Go through the data below. List every line that holds the word "return".

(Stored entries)
● ● ●
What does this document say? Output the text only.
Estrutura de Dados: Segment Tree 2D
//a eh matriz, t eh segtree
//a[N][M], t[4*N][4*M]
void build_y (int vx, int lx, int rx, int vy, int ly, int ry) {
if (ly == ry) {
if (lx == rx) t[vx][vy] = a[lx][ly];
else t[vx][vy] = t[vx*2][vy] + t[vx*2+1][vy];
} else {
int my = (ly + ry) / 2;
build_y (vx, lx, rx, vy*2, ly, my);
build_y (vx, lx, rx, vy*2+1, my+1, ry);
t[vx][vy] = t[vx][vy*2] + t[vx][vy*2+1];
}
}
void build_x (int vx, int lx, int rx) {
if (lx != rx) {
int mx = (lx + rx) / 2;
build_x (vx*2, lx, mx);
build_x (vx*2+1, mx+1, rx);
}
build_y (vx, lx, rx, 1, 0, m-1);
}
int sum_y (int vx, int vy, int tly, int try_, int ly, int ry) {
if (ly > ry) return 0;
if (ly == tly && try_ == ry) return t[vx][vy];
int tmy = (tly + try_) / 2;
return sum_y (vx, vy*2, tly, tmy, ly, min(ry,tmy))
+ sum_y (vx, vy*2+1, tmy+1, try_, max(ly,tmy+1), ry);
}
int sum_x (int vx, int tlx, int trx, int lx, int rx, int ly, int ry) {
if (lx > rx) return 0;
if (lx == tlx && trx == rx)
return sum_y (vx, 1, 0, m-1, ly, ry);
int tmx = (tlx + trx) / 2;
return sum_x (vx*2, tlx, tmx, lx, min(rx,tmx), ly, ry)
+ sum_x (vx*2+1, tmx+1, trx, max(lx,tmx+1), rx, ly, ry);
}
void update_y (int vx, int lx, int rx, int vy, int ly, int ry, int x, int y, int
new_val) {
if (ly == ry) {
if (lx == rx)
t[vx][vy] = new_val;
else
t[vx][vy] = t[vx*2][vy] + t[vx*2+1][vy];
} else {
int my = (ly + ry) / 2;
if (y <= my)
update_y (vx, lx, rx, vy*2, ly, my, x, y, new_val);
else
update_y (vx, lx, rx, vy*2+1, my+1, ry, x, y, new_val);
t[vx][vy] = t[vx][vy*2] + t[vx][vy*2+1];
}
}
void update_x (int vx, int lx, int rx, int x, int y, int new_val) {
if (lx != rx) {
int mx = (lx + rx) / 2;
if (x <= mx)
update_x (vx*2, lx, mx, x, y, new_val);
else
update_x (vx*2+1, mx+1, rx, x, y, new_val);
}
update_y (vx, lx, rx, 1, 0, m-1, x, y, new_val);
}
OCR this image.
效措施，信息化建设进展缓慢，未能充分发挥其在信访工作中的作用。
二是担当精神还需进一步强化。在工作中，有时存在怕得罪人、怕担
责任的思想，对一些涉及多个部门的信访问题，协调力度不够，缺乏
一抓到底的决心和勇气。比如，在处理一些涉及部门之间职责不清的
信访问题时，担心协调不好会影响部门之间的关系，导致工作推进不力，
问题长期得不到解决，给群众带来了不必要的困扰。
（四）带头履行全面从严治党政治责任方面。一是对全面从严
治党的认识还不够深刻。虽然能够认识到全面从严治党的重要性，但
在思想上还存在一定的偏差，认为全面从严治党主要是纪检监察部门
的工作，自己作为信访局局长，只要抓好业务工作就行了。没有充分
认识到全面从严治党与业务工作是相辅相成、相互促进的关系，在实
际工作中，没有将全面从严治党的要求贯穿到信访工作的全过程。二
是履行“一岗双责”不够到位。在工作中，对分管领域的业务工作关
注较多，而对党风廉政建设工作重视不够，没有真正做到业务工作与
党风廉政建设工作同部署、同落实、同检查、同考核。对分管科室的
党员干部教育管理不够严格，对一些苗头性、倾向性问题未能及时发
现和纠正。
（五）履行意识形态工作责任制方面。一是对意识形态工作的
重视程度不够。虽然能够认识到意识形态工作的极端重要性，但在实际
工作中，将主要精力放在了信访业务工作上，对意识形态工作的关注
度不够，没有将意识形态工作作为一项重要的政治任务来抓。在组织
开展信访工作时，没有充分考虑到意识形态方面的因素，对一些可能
● ● ●
§ Result
if (ly > ry) return 0;
if (ly == tly && try_ == ry) return t[vx][vy];
return sum_y (vx, vy*2, tly, tmy, ly, min(ry,tmy))
if (lx > rx) return 0;
return sum_y (vx, 1, 0, m-1, ly, ry);
return sum_x (vx*2, tlx, tmx, lx, min(rx,tmx), ly, ry)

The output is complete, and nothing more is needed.